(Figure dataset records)
━━━
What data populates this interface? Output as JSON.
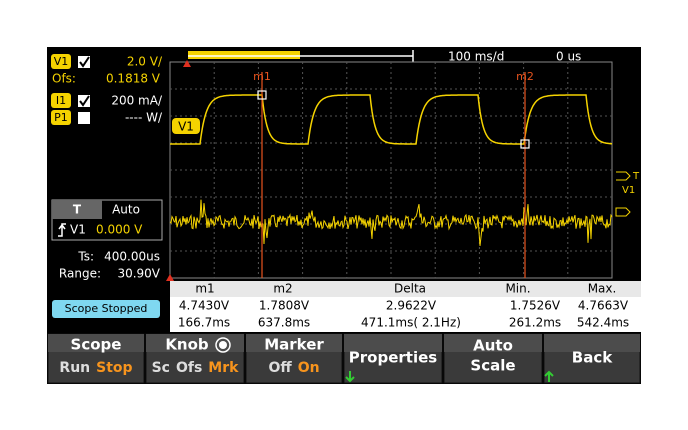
{
  "top_bar": {
    "timebase": "100 ms/d",
    "delay": "0 us"
  },
  "channels": [
    {
      "badge": "V1",
      "checked": true,
      "scale": "2.0 V/"
    },
    {
      "badge": "I1",
      "checked": true,
      "scale": "200 mA/"
    },
    {
      "badge": "P1",
      "checked": false,
      "scale": "---- W/"
    }
  ],
  "offset": {
    "label": "Ofs:",
    "value": "0.1818 V"
  },
  "trigger": {
    "title": "T",
    "mode": "Auto",
    "source": "V1",
    "level": "0.000 V"
  },
  "sampling": {
    "ts_label": "Ts:",
    "ts": "400.00us",
    "range_label": "Range:",
    "range": "30.90V"
  },
  "plot": {
    "trace_label": "V1",
    "markers": [
      "m1",
      "m2"
    ],
    "right_markers": [
      "T",
      "V1"
    ]
  },
  "status": "Scope Stopped",
  "measurements": {
    "headers": [
      "m1",
      "m2",
      "Delta",
      "Min.",
      "Max."
    ],
    "rows": [
      [
        "4.7430V",
        "1.7808V",
        "2.9622V",
        "1.7526V",
        "4.7663V"
      ],
      [
        "166.7ms",
        "637.8ms",
        "471.1ms( 2.1Hz)",
        "261.2ms",
        "542.4ms"
      ]
    ]
  },
  "softkeys": [
    {
      "title_lines": [
        "Scope"
      ],
      "options": [
        "Run",
        "Stop"
      ],
      "active_option": 1
    },
    {
      "title_lines": [
        "Knob"
      ],
      "options": [
        "Sc",
        "Ofs",
        "Mrk"
      ],
      "active_option": 2
    },
    {
      "title_lines": [
        "Marker"
      ],
      "options": [
        "Off",
        "On"
      ],
      "active_option": 1
    },
    {
      "title_lines": [
        "Properties"
      ]
    },
    {
      "title_lines": [
        "Auto",
        "Scale"
      ]
    },
    {
      "title_lines": [
        "Back"
      ]
    }
  ]
}
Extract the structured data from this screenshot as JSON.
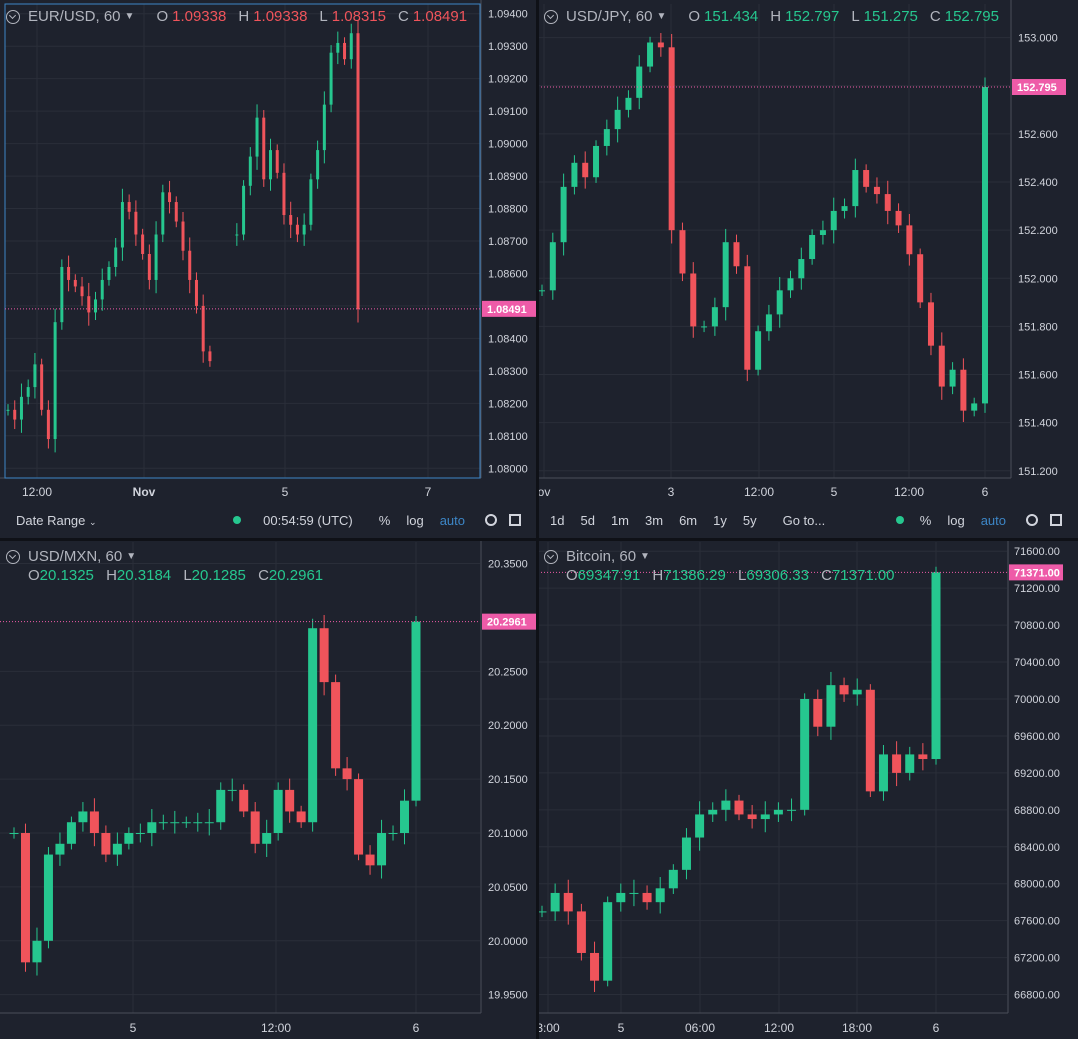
{
  "panes": [
    {
      "id": "eurusd",
      "symbol": "EUR/USD, 60",
      "o": "1.09338",
      "h": "1.09338",
      "l": "1.08315",
      "c": "1.08491",
      "ohlc_color": "#f0545b",
      "price_label": "1.08491",
      "price_label_color": "#ee5ba8",
      "y_ticks": [
        "1.09400",
        "1.09300",
        "1.09200",
        "1.09100",
        "1.09000",
        "1.08900",
        "1.08800",
        "1.08700",
        "1.08600",
        "1.08500",
        "1.08400",
        "1.08300",
        "1.08200",
        "1.08100",
        "1.08000"
      ],
      "x_ticks": [
        "12:00",
        "Nov",
        "5",
        "7"
      ]
    },
    {
      "id": "usdjpy",
      "symbol": "USD/JPY, 60",
      "o": "151.434",
      "h": "152.797",
      "l": "151.275",
      "c": "152.795",
      "ohlc_color": "#26c78f",
      "price_label": "152.795",
      "price_label_color": "#ee5ba8",
      "y_ticks": [
        "153.000",
        "152.800",
        "152.600",
        "152.400",
        "152.200",
        "152.000",
        "151.800",
        "151.600",
        "151.400",
        "151.200"
      ],
      "x_ticks": [
        "ov",
        "3",
        "12:00",
        "5",
        "12:00",
        "6"
      ]
    },
    {
      "id": "usdmxn",
      "symbol": "USD/MXN, 60",
      "o": "20.1325",
      "h": "20.3184",
      "l": "20.1285",
      "c": "20.2961",
      "ohlc_color": "#26c78f",
      "price_label": "20.2961",
      "price_label_color": "#ee5ba8",
      "y_ticks": [
        "20.3500",
        "20.2500",
        "20.2000",
        "20.1500",
        "20.1000",
        "20.0500",
        "20.0000",
        "19.9500"
      ],
      "x_ticks": [
        "5",
        "12:00",
        "6"
      ]
    },
    {
      "id": "btc",
      "symbol": "Bitcoin, 60",
      "o": "69347.91",
      "h": "71386.29",
      "l": "69306.33",
      "c": "71371.00",
      "ohlc_color": "#26c78f",
      "price_label": "71371.00",
      "price_label_color": "#ee5ba8",
      "y_ticks": [
        "71600.00",
        "71200.00",
        "70800.00",
        "70400.00",
        "70000.00",
        "69600.00",
        "69200.00",
        "68800.00",
        "68400.00",
        "68000.00",
        "67600.00",
        "67200.00",
        "66800.00"
      ],
      "x_ticks": [
        "3:00",
        "5",
        "06:00",
        "12:00",
        "18:00",
        "6"
      ]
    }
  ],
  "toolbar_left": {
    "date_range": "Date Range",
    "time": "00:54:59 (UTC)",
    "percent": "%",
    "log": "log",
    "auto": "auto"
  },
  "toolbar_right": {
    "ranges": [
      "1d",
      "5d",
      "1m",
      "3m",
      "6m",
      "1y",
      "5y"
    ],
    "goto": "Go to...",
    "percent": "%",
    "log": "log",
    "auto": "auto"
  },
  "colors": {
    "up": "#26c78f",
    "down": "#f0545b",
    "bg": "#1e222d",
    "grid": "#2a2e39",
    "axis_text": "#d1d4dc",
    "price_line": "#ee5ba8"
  },
  "chart_data": [
    {
      "type": "candlestick",
      "title": "EUR/USD, 60",
      "ylim": [
        1.0797,
        1.0943
      ],
      "x_ticks": [
        "12:00",
        "Nov",
        "5",
        "7"
      ],
      "close_series": [
        1.0818,
        1.0815,
        1.0822,
        1.0825,
        1.0832,
        1.0818,
        1.0809,
        1.0845,
        1.0862,
        1.0858,
        1.0856,
        1.0853,
        1.0848,
        1.0852,
        1.0858,
        1.0862,
        1.0868,
        1.0882,
        1.0879,
        1.0872,
        1.0866,
        1.0858,
        1.0872,
        1.0885,
        1.0882,
        1.0876,
        1.0867,
        1.0858,
        1.085,
        1.0836,
        1.0833,
        null,
        null,
        null,
        1.0872,
        1.0887,
        1.0896,
        1.0908,
        1.0889,
        1.0898,
        1.0891,
        1.0878,
        1.0875,
        1.0872,
        1.0875,
        1.0889,
        1.0898,
        1.0912,
        1.0928,
        1.0931,
        1.0926,
        1.0934,
        1.0849
      ],
      "last": 1.08491
    },
    {
      "type": "candlestick",
      "title": "USD/JPY, 60",
      "ylim": [
        151.17,
        153.14
      ],
      "x_ticks": [
        "ov",
        "3",
        "12:00",
        "5",
        "12:00",
        "6"
      ],
      "close_series": [
        151.95,
        152.15,
        152.38,
        152.48,
        152.42,
        152.55,
        152.62,
        152.7,
        152.75,
        152.88,
        152.98,
        152.96,
        152.2,
        152.02,
        151.8,
        151.8,
        151.88,
        152.15,
        152.05,
        151.62,
        151.78,
        151.85,
        151.95,
        152.0,
        152.08,
        152.18,
        152.2,
        152.28,
        152.3,
        152.45,
        152.38,
        152.35,
        152.28,
        152.22,
        152.1,
        151.9,
        151.72,
        151.55,
        151.62,
        151.45,
        151.48,
        152.795
      ],
      "last": 152.795
    },
    {
      "type": "candlestick",
      "title": "USD/MXN, 60",
      "ylim": [
        19.933,
        20.37
      ],
      "x_ticks": [
        "5",
        "12:00",
        "6"
      ],
      "close_series": [
        20.1,
        19.98,
        20.0,
        20.08,
        20.09,
        20.11,
        20.12,
        20.1,
        20.08,
        20.09,
        20.1,
        20.1,
        20.11,
        20.11,
        20.11,
        20.11,
        20.11,
        20.11,
        20.14,
        20.14,
        20.12,
        20.09,
        20.1,
        20.14,
        20.12,
        20.11,
        20.29,
        20.24,
        20.16,
        20.15,
        20.08,
        20.07,
        20.1,
        20.1,
        20.13,
        20.2961
      ],
      "last": 20.2961
    },
    {
      "type": "candlestick",
      "title": "Bitcoin, 60",
      "ylim": [
        66600,
        71700
      ],
      "x_ticks": [
        "3:00",
        "5",
        "06:00",
        "12:00",
        "18:00",
        "6"
      ],
      "close_series": [
        67700,
        67900,
        67700,
        67250,
        66950,
        67800,
        67900,
        67900,
        67800,
        67950,
        68150,
        68500,
        68750,
        68800,
        68900,
        68750,
        68700,
        68750,
        68800,
        68800,
        70000,
        69700,
        70150,
        70050,
        70100,
        69000,
        69400,
        69200,
        69400,
        69350,
        71371
      ],
      "last": 71371.0
    }
  ]
}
━━━
Make a copy of each line that contains the string "last".

### [RESPONSE TO THE EXERCISE]
      "last": 1.08491
      "last": 152.795
      "last": 20.2961
      "last": 71371.0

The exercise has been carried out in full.